▶ [YOUR INSTRUCTIONS]
Transcribe every record that appears below, exactly and in full.

[Excerpts from a figure dataset]
-- START --

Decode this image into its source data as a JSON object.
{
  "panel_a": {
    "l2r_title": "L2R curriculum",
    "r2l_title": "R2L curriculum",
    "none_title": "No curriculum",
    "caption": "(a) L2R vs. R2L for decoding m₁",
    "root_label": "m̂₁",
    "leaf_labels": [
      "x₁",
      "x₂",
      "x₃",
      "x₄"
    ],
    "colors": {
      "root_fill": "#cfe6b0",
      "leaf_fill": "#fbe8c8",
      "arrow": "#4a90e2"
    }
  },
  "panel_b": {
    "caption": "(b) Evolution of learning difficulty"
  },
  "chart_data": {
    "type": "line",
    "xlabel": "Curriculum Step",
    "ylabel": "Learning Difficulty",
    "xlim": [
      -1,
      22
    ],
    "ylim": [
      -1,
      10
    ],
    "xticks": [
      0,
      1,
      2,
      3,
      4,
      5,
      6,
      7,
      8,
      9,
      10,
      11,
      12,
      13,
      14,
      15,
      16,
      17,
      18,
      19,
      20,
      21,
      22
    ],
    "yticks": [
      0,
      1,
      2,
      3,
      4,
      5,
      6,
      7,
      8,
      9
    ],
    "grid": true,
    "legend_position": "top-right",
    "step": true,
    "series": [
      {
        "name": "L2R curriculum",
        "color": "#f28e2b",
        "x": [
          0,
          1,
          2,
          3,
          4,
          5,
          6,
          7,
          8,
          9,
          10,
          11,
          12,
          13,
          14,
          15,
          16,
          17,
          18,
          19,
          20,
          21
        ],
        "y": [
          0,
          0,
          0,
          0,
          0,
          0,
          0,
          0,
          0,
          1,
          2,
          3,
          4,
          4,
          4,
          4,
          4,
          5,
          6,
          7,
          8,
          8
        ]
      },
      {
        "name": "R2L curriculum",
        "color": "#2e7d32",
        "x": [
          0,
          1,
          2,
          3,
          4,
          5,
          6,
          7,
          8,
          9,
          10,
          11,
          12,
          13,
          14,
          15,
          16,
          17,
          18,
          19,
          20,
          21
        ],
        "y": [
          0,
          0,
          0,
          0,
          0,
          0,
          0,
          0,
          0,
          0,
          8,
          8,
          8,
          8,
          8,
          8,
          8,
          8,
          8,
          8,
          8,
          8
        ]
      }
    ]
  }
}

-- END --

▶ [REPLY TO THE EXERCISE]
Decode this image into its source data as a JSON object.
{
  "panel_a": {
    "l2r_title": "L2R curriculum",
    "r2l_title": "R2L curriculum",
    "none_title": "No curriculum",
    "caption": "(a) L2R vs. R2L for decoding m₁",
    "root_label": "m̂₁",
    "leaf_labels": [
      "x₁",
      "x₂",
      "x₃",
      "x₄"
    ],
    "colors": {
      "root_fill": "#cfe6b0",
      "leaf_fill": "#fbe8c8",
      "arrow": "#4a90e2"
    }
  },
  "panel_b": {
    "caption": "(b) Evolution of learning difficulty"
  },
  "chart_data": {
    "type": "line",
    "xlabel": "Curriculum Step",
    "ylabel": "Learning Difficulty",
    "xlim": [
      -1,
      22
    ],
    "ylim": [
      -1,
      10
    ],
    "xticks": [
      0,
      1,
      2,
      3,
      4,
      5,
      6,
      7,
      8,
      9,
      10,
      11,
      12,
      13,
      14,
      15,
      16,
      17,
      18,
      19,
      20,
      21,
      22
    ],
    "yticks": [
      0,
      1,
      2,
      3,
      4,
      5,
      6,
      7,
      8,
      9
    ],
    "grid": true,
    "legend_position": "top-right",
    "step": true,
    "series": [
      {
        "name": "L2R curriculum",
        "color": "#f28e2b",
        "x": [
          0,
          1,
          2,
          3,
          4,
          5,
          6,
          7,
          8,
          9,
          10,
          11,
          12,
          13,
          14,
          15,
          16,
          17,
          18,
          19,
          20,
          21
        ],
        "y": [
          0,
          0,
          0,
          0,
          0,
          0,
          0,
          0,
          0,
          1,
          2,
          3,
          4,
          4,
          4,
          4,
          4,
          5,
          6,
          7,
          8,
          8
        ]
      },
      {
        "name": "R2L curriculum",
        "color": "#2e7d32",
        "x": [
          0,
          1,
          2,
          3,
          4,
          5,
          6,
          7,
          8,
          9,
          10,
          11,
          12,
          13,
          14,
          15,
          16,
          17,
          18,
          19,
          20,
          21
        ],
        "y": [
          0,
          0,
          0,
          0,
          0,
          0,
          0,
          0,
          0,
          0,
          8,
          8,
          8,
          8,
          8,
          8,
          8,
          8,
          8,
          8,
          8,
          8
        ]
      }
    ]
  }
}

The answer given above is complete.